### [Source material]
-------------------------

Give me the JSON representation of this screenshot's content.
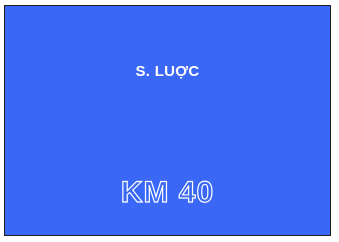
{
  "slide": {
    "background_color": "#3a67f5",
    "subtitle": "S. LUỢC",
    "title": "KM 40"
  }
}
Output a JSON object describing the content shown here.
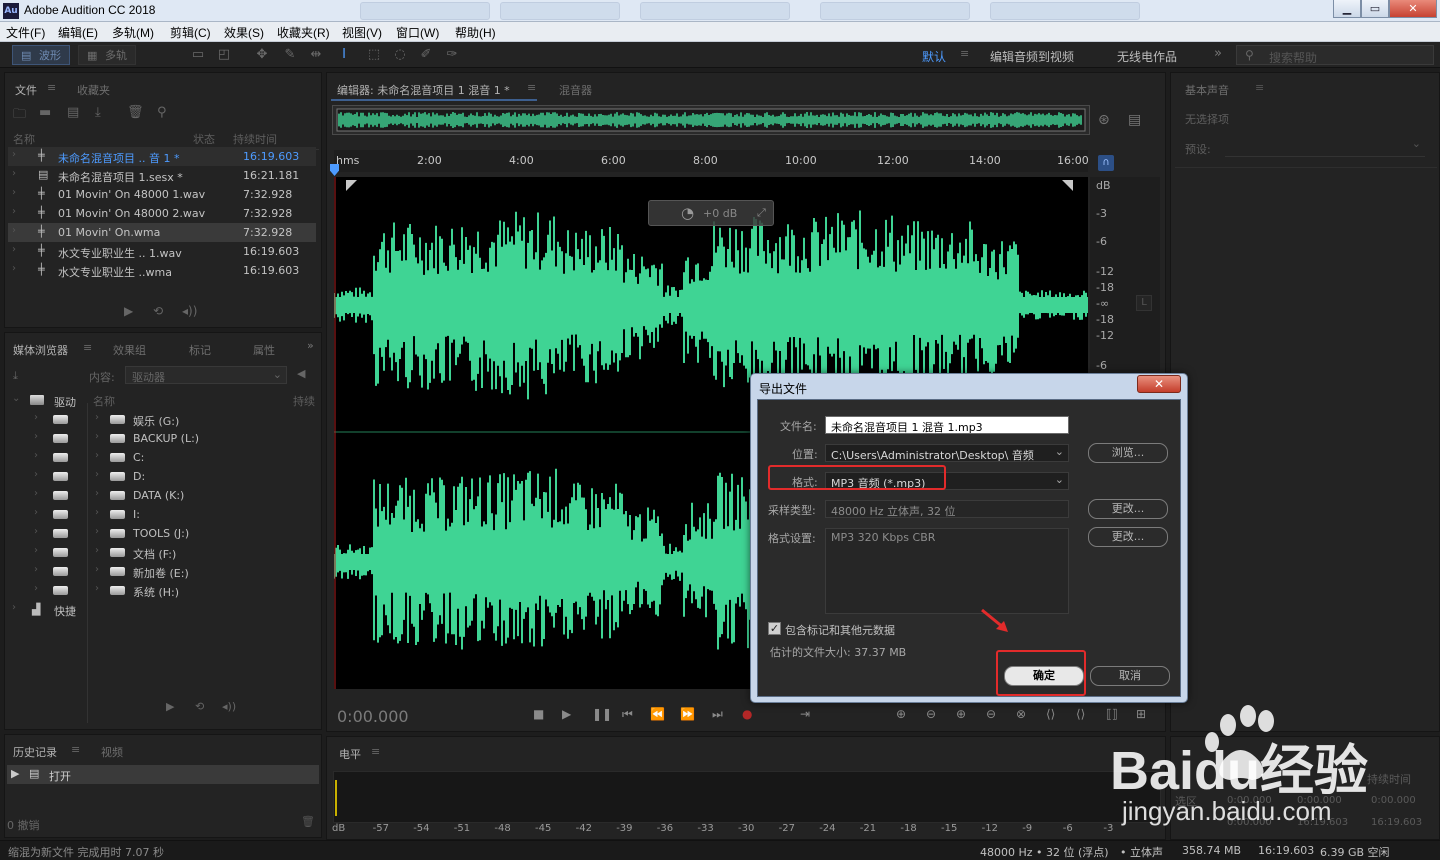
{
  "titlebar": {
    "app_title": "Adobe Audition CC 2018",
    "minimize": "▁",
    "maximize": "▭",
    "close": "✕"
  },
  "menu": [
    "文件(F)",
    "编辑(E)",
    "多轨(M)",
    "剪辑(C)",
    "效果(S)",
    "收藏夹(R)",
    "视图(V)",
    "窗口(W)",
    "帮助(H)"
  ],
  "toolbar": {
    "mode_waveform": "波形",
    "mode_multitrack": "多轨",
    "workspaces": [
      "默认",
      "编辑音频到视频",
      "无线电作品"
    ],
    "active_workspace": "默认",
    "search_placeholder": "搜索帮助"
  },
  "files_panel": {
    "tabs": [
      "文件",
      "收藏夹"
    ],
    "col_name": "名称",
    "col_status": "状态",
    "col_duration": "持续时间",
    "rows": [
      {
        "name": "未命名混音项目 .. 音 1 *",
        "duration": "16:19.603",
        "icon": "waveform-icon"
      },
      {
        "name": "未命名混音项目 1.sesx *",
        "duration": "16:21.181",
        "icon": "multitrack-icon"
      },
      {
        "name": "01 Movin' On 48000 1.wav",
        "duration": "7:32.928",
        "icon": "waveform-icon"
      },
      {
        "name": "01 Movin' On 48000 2.wav",
        "duration": "7:32.928",
        "icon": "waveform-icon"
      },
      {
        "name": "01 Movin' On.wma",
        "duration": "7:32.928",
        "icon": "waveform-icon"
      },
      {
        "name": "水文专业职业生 .. 1.wav",
        "duration": "16:19.603",
        "icon": "waveform-icon"
      },
      {
        "name": "水文专业职业生 ..wma",
        "duration": "16:19.603",
        "icon": "waveform-icon"
      }
    ]
  },
  "media_panel": {
    "tabs": [
      "媒体浏览器",
      "效果组",
      "标记",
      "属性"
    ],
    "content_label": "内容:",
    "content_value": "驱动器",
    "col_name": "名称",
    "col_duration": "持续",
    "tree": [
      "驱动",
      "快捷"
    ],
    "drives": [
      "娱乐 (G:)",
      "BACKUP (L:)",
      "C:",
      "D:",
      "DATA (K:)",
      "I:",
      "TOOLS (J:)",
      "文档 (F:)",
      "新加卷 (E:)",
      "系统 (H:)"
    ]
  },
  "history_panel": {
    "tabs": [
      "历史记录",
      "视频"
    ],
    "items": [
      "打开"
    ],
    "undo_count": "0 撤销"
  },
  "editor": {
    "tab_editor": "编辑器: 未命名混音项目 1 混音 1 *",
    "tab_mixer": "混音器",
    "ruler_unit": "hms",
    "ruler_ticks": [
      "2:00",
      "4:00",
      "6:00",
      "8:00",
      "10:00",
      "12:00",
      "14:00",
      "16:00"
    ],
    "db_unit": "dB",
    "db_ticks_top": [
      "-3",
      "-6",
      "-12",
      "-18",
      "-∞",
      "-18",
      "-12",
      "-6"
    ],
    "hud_gain": "+0 dB",
    "current_time": "0:00.000",
    "channel_label": "L"
  },
  "levels_panel": {
    "title": "电平",
    "scale": [
      "dB",
      "-57",
      "-54",
      "-51",
      "-48",
      "-45",
      "-42",
      "-39",
      "-36",
      "-33",
      "-30",
      "-27",
      "-24",
      "-21",
      "-18",
      "-15",
      "-12",
      "-9",
      "-6",
      "-3"
    ]
  },
  "right_panel": {
    "title": "基本声音",
    "no_selection": "无选择项",
    "preset_label": "预设:",
    "selection_header": "持续时间",
    "selection_label": "选区",
    "selection_values": [
      "0:00.000",
      "0:00.000",
      "0:00.000"
    ],
    "view_values": [
      "0:00.000",
      "16:19.603",
      "16:19.603"
    ]
  },
  "export_dialog": {
    "title": "导出文件",
    "close": "✕",
    "filename_label": "文件名:",
    "filename_value": "未命名混音项目 1 混音 1.mp3",
    "location_label": "位置:",
    "location_value": "C:\\Users\\Administrator\\Desktop\\ 音频",
    "browse_button": "浏览...",
    "format_label": "格式:",
    "format_value": "MP3 音频 (*.mp3)",
    "sample_type_label": "采样类型:",
    "sample_type_value": "48000 Hz 立体声, 32 位",
    "change_button": "更改...",
    "format_settings_label": "格式设置:",
    "format_settings_value": "MP3 320 Kbps CBR",
    "change_button_2": "更改...",
    "include_markers_label": "包含标记和其他元数据",
    "include_markers_checked": true,
    "estimated_size": "估计的文件大小: 37.37 MB",
    "ok_button": "确定",
    "cancel_button": "取消"
  },
  "statusbar": {
    "left": "缩混为新文件 完成用时 7.07 秒",
    "sample_rate": "48000 Hz • 32 位 (浮点)",
    "channels": "立体声",
    "size": "358.74 MB",
    "duration": "16:19.603",
    "free": "6.39 GB 空闲"
  },
  "watermark": {
    "text": "Baidu经验",
    "url": "jingyan.baidu.com"
  },
  "colors": {
    "waveform": "#3fd494",
    "accent_blue": "#4d9bff",
    "highlight_red": "#e22b2b",
    "background": "#1d1d1d"
  }
}
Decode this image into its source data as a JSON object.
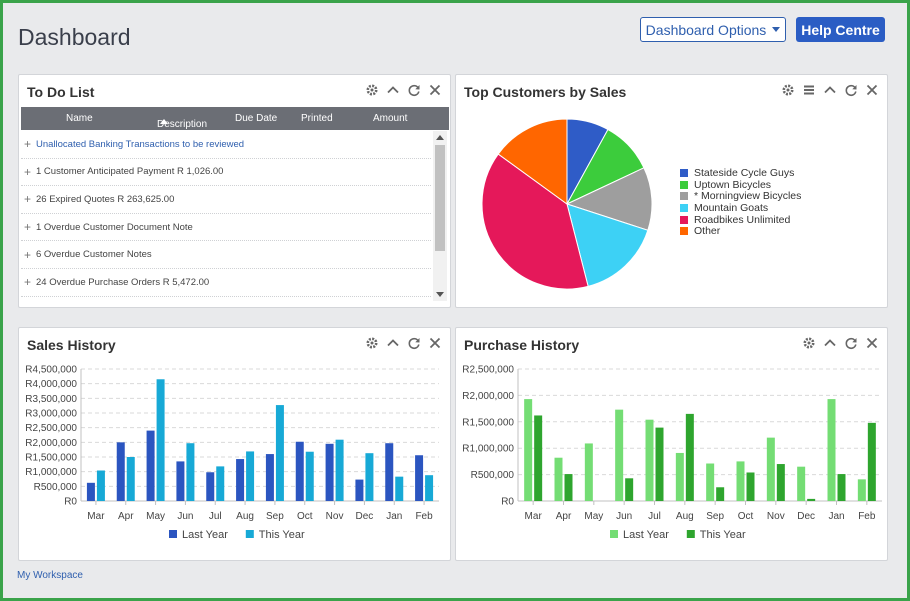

-------------------------

Extract all lines of the records above that include "未命名混音项目".

### [Result]
        "name": "未命名混音项目 .. 音 1 *",
        "name": "未命名混音项目 1.sesx *",
    "tab_editor": "编辑器: 未命名混音项目 1 混音 1 *",
    "filename_value": "未命名混音项目 1 混音 1.mp3",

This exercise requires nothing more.